**Problem**.
Drop every picture and give the entries back exactly.

Stored entries:
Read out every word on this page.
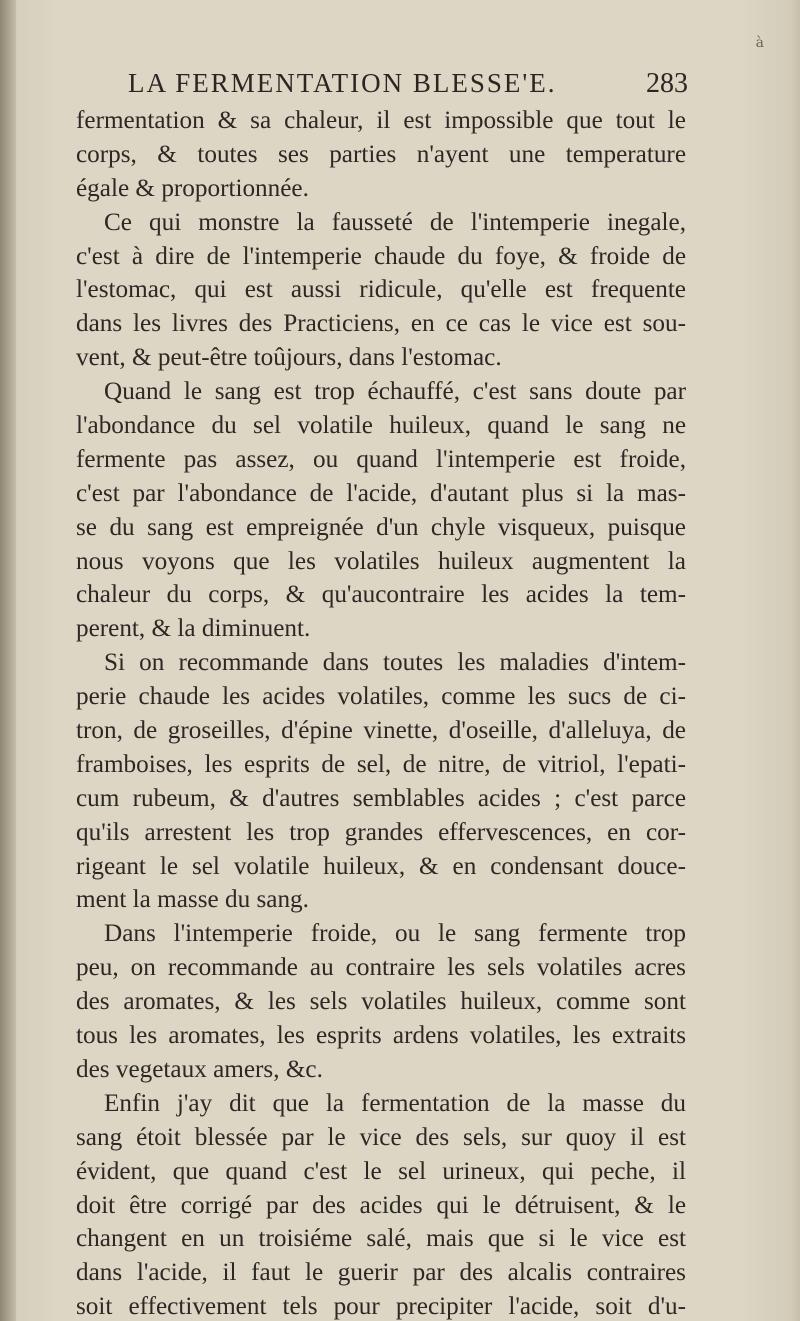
à
LA FERMENTATION BLESSE'E.	283
fermentation & sa chaleur, il est impossible que tout le
corps, & toutes ses parties n'ayent une temperature
égale & proportionnée.
Ce qui monstre la fausseté de l'intemperie inegale,
c'est à dire de l'intemperie chaude du foye, & froide de
l'estomac, qui est aussi ridicule, qu'elle est frequente
dans les livres des Practiciens, en ce cas le vice est sou-
vent, & peut-être toûjours, dans l'estomac.
Quand le sang est trop échauffé, c'est sans doute par
l'abondance du sel volatile huileux, quand le sang ne
fermente pas assez, ou quand l'intemperie est froide,
c'est par l'abondance de l'acide, d'autant plus si la mas-
se du sang est empreignée d'un chyle visqueux, puisque
nous voyons que les volatiles huileux augmentent la
chaleur du corps, & qu'aucontraire les acides la tem-
perent, & la diminuent.
Si on recommande dans toutes les maladies d'intem-
perie chaude les acides volatiles, comme les sucs de ci-
tron, de groseilles, d'épine vinette, d'oseille, d'alleluya, de
framboises, les esprits de sel, de nitre, de vitriol, l'epati-
cum rubeum, & d'autres semblables acides ; c'est parce
qu'ils arrestent les trop grandes effervescences, en cor-
rigeant le sel volatile huileux, & en condensant douce-
ment la masse du sang.
Dans l'intemperie froide, ou le sang fermente trop
peu, on recommande au contraire les sels volatiles acres
des aromates, & les sels volatiles huileux, comme sont
tous les aromates, les esprits ardens volatiles, les extraits
des vegetaux amers, &c.
Enfin j'ay dit que la fermentation de la masse du
sang étoit blessée par le vice des sels, sur quoy il est
évident, que quand c'est le sel urineux, qui peche, il
doit être corrigé par des acides qui le détruisent, & le
changent en un troisiéme salé, mais que si le vice est
dans l'acide, il faut le guerir par des alcalis contraires
soit effectivement tels pour precipiter l'acide, soit d'u-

**The response**.
Read out every word on this page.
à
LA FERMENTATION BLESSE'E.	283
fermentation & sa chaleur, il est impossible que tout le
corps, & toutes ses parties n'ayent une temperature
égale & proportionnée.
Ce qui monstre la fausseté de l'intemperie inegale,
c'est à dire de l'intemperie chaude du foye, & froide de
l'estomac, qui est aussi ridicule, qu'elle est frequente
dans les livres des Practiciens, en ce cas le vice est sou-
vent, & peut-être toûjours, dans l'estomac.
Quand le sang est trop échauffé, c'est sans doute par
l'abondance du sel volatile huileux, quand le sang ne
fermente pas assez, ou quand l'intemperie est froide,
c'est par l'abondance de l'acide, d'autant plus si la mas-
se du sang est empreignée d'un chyle visqueux, puisque
nous voyons que les volatiles huileux augmentent la
chaleur du corps, & qu'aucontraire les acides la tem-
perent, & la diminuent.
Si on recommande dans toutes les maladies d'intem-
perie chaude les acides volatiles, comme les sucs de ci-
tron, de groseilles, d'épine vinette, d'oseille, d'alleluya, de
framboises, les esprits de sel, de nitre, de vitriol, l'epati-
cum rubeum, & d'autres semblables acides ; c'est parce
qu'ils arrestent les trop grandes effervescences, en cor-
rigeant le sel volatile huileux, & en condensant douce-
ment la masse du sang.
Dans l'intemperie froide, ou le sang fermente trop
peu, on recommande au contraire les sels volatiles acres
des aromates, & les sels volatiles huileux, comme sont
tous les aromates, les esprits ardens volatiles, les extraits
des vegetaux amers, &c.
Enfin j'ay dit que la fermentation de la masse du
sang étoit blessée par le vice des sels, sur quoy il est
évident, que quand c'est le sel urineux, qui peche, il
doit être corrigé par des acides qui le détruisent, & le
changent en un troisiéme salé, mais que si le vice est
dans l'acide, il faut le guerir par des alcalis contraires
soit effectivement tels pour precipiter l'acide, soit d'u-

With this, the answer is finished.